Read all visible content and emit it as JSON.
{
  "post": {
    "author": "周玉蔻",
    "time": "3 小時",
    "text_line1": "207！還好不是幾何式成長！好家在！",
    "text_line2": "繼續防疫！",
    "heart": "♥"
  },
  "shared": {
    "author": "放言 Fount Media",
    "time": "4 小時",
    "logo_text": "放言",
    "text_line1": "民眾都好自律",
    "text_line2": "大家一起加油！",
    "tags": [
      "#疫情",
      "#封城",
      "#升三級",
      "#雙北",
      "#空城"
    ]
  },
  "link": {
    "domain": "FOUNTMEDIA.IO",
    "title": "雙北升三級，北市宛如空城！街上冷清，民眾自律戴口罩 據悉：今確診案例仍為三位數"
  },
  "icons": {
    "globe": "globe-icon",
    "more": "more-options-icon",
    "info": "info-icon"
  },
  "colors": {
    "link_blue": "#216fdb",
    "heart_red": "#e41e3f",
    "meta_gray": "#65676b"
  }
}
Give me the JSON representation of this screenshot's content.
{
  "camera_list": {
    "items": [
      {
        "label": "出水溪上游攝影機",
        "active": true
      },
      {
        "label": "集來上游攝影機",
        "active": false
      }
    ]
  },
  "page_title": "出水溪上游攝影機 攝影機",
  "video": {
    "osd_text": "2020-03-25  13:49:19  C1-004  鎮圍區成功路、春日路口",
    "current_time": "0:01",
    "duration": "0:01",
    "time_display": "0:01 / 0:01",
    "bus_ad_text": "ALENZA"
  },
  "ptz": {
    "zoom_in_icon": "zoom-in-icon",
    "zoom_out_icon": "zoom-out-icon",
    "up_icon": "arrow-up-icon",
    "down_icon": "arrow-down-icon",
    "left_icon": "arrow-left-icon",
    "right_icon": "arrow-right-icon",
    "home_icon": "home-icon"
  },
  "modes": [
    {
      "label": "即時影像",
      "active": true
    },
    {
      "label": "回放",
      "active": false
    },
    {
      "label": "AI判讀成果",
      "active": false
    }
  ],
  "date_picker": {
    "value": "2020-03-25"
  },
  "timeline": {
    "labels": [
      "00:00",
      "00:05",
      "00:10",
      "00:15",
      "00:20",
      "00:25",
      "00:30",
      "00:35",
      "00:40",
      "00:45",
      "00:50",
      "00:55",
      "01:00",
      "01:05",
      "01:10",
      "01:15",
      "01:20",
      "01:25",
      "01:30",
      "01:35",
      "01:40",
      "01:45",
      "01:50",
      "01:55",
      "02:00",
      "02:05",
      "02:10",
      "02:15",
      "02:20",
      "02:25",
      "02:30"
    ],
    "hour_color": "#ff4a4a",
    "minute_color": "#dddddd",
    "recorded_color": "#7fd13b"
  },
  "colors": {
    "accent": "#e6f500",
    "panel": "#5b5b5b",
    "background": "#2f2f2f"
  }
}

━━━━

Exactly reproduce every record.

Read all visible content and emit it as JSON.
{
  "post": {
    "author": "周玉蔻",
    "time": "3 小時",
    "text_line1": "207！還好不是幾何式成長！好家在！",
    "text_line2": "繼續防疫！",
    "heart": "♥"
  },
  "shared": {
    "author": "放言 Fount Media",
    "time": "4 小時",
    "logo_text": "放言",
    "text_line1": "民眾都好自律",
    "text_line2": "大家一起加油！",
    "tags": [
      "#疫情",
      "#封城",
      "#升三級",
      "#雙北",
      "#空城"
    ]
  },
  "link": {
    "domain": "FOUNTMEDIA.IO",
    "title": "雙北升三級，北市宛如空城！街上冷清，民眾自律戴口罩 據悉：今確診案例仍為三位數"
  },
  "icons": {
    "globe": "globe-icon",
    "more": "more-options-icon",
    "info": "info-icon"
  },
  "colors": {
    "link_blue": "#216fdb",
    "heart_red": "#e41e3f",
    "meta_gray": "#65676b"
  }
}
Give me the JSON representation of this screenshot's content.
{
  "camera_list": {
    "items": [
      {
        "label": "出水溪上游攝影機",
        "active": true
      },
      {
        "label": "集來上游攝影機",
        "active": false
      }
    ]
  },
  "page_title": "出水溪上游攝影機 攝影機",
  "video": {
    "osd_text": "2020-03-25  13:49:19  C1-004  鎮圍區成功路、春日路口",
    "current_time": "0:01",
    "duration": "0:01",
    "time_display": "0:01 / 0:01",
    "bus_ad_text": "ALENZA"
  },
  "ptz": {
    "zoom_in_icon": "zoom-in-icon",
    "zoom_out_icon": "zoom-out-icon",
    "up_icon": "arrow-up-icon",
    "down_icon": "arrow-down-icon",
    "left_icon": "arrow-left-icon",
    "right_icon": "arrow-right-icon",
    "home_icon": "home-icon"
  },
  "modes": [
    {
      "label": "即時影像",
      "active": true
    },
    {
      "label": "回放",
      "active": false
    },
    {
      "label": "AI判讀成果",
      "active": false
    }
  ],
  "date_picker": {
    "value": "2020-03-25"
  },
  "timeline": {
    "labels": [
      "00:00",
      "00:05",
      "00:10",
      "00:15",
      "00:20",
      "00:25",
      "00:30",
      "00:35",
      "00:40",
      "00:45",
      "00:50",
      "00:55",
      "01:00",
      "01:05",
      "01:10",
      "01:15",
      "01:20",
      "01:25",
      "01:30",
      "01:35",
      "01:40",
      "01:45",
      "01:50",
      "01:55",
      "02:00",
      "02:05",
      "02:10",
      "02:15",
      "02:20",
      "02:25",
      "02:30"
    ],
    "hour_color": "#ff4a4a",
    "minute_color": "#dddddd",
    "recorded_color": "#7fd13b"
  },
  "colors": {
    "accent": "#e6f500",
    "panel": "#5b5b5b",
    "background": "#2f2f2f"
  }
}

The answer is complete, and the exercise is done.